[Start Given data]
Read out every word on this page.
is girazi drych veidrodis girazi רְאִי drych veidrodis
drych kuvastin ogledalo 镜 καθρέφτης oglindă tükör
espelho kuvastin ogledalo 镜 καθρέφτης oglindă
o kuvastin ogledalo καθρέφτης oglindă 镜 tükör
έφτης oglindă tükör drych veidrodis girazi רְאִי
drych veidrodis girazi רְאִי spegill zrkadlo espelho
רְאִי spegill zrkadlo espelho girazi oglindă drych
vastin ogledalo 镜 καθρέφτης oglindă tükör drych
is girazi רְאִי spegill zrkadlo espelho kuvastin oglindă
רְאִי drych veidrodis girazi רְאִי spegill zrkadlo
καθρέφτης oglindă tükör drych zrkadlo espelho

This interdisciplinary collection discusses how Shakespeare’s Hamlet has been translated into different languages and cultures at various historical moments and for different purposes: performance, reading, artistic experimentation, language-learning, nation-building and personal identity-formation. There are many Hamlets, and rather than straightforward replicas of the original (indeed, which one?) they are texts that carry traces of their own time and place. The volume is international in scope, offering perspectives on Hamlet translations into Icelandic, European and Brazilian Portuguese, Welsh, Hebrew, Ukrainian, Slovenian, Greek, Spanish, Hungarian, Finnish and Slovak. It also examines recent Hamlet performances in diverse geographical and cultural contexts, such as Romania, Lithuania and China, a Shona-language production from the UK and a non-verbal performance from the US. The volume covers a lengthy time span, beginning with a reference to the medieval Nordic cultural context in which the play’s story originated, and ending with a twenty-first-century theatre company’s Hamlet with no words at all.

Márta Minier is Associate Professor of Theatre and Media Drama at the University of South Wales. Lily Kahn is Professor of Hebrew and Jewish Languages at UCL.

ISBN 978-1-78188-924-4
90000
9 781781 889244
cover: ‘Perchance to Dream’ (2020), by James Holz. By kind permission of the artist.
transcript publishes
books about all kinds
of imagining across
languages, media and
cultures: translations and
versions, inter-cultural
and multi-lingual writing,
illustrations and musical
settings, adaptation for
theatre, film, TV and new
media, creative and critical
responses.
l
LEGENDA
[End Given data]
> Set task
Reproduce the material verbatim, line by line.

> The output
Read out every word on this page.
is girazi drych veidrodis girazi רְאִי drych veidrodis
drych kuvastin ogledalo 镜 καθρέφτης oglindă tükör
espelho kuvastin ogledalo 镜 καθρέφτης oglindă
o kuvastin ogledalo καθρέφτης oglindă 镜 tükör
έφτης oglindă tükör drych veidrodis girazi רְאִי
drych veidrodis girazi רְאִי spegill zrkadlo espelho
רְאִי spegill zrkadlo espelho girazi oglindă drych
vastin ogledalo 镜 καθρέφτης oglindă tükör drych
is girazi רְאִי spegill zrkadlo espelho kuvastin oglindă
רְאִי drych veidrodis girazi רְאִי spegill zrkadlo
καθρέφτης oglindă tükör drych zrkadlo espelho

This interdisciplinary collection discusses how Shakespeare’s Hamlet has been translated into different languages and cultures at various historical moments and for different purposes: performance, reading, artistic experimentation, language-learning, nation-building and personal identity-formation. There are many Hamlets, and rather than straightforward replicas of the original (indeed, which one?) they are texts that carry traces of their own time and place. The volume is international in scope, offering perspectives on Hamlet translations into Icelandic, European and Brazilian Portuguese, Welsh, Hebrew, Ukrainian, Slovenian, Greek, Spanish, Hungarian, Finnish and Slovak. It also examines recent Hamlet performances in diverse geographical and cultural contexts, such as Romania, Lithuania and China, a Shona-language production from the UK and a non-verbal performance from the US. The volume covers a lengthy time span, beginning with a reference to the medieval Nordic cultural context in which the play’s story originated, and ending with a twenty-first-century theatre company’s Hamlet with no words at all.

Márta Minier is Associate Professor of Theatre and Media Drama at the University of South Wales. Lily Kahn is Professor of Hebrew and Jewish Languages at UCL.

ISBN 978-1-78188-924-4
90000
9 781781 889244
cover: ‘Perchance to Dream’ (2020), by James Holz. By kind permission of the artist.
transcript publishes
books about all kinds
of imagining across
languages, media and
cultures: translations and
versions, inter-cultural
and multi-lingual writing,
illustrations and musical
settings, adaptation for
theatre, film, TV and new
media, creative and critical
responses.
l
LEGENDA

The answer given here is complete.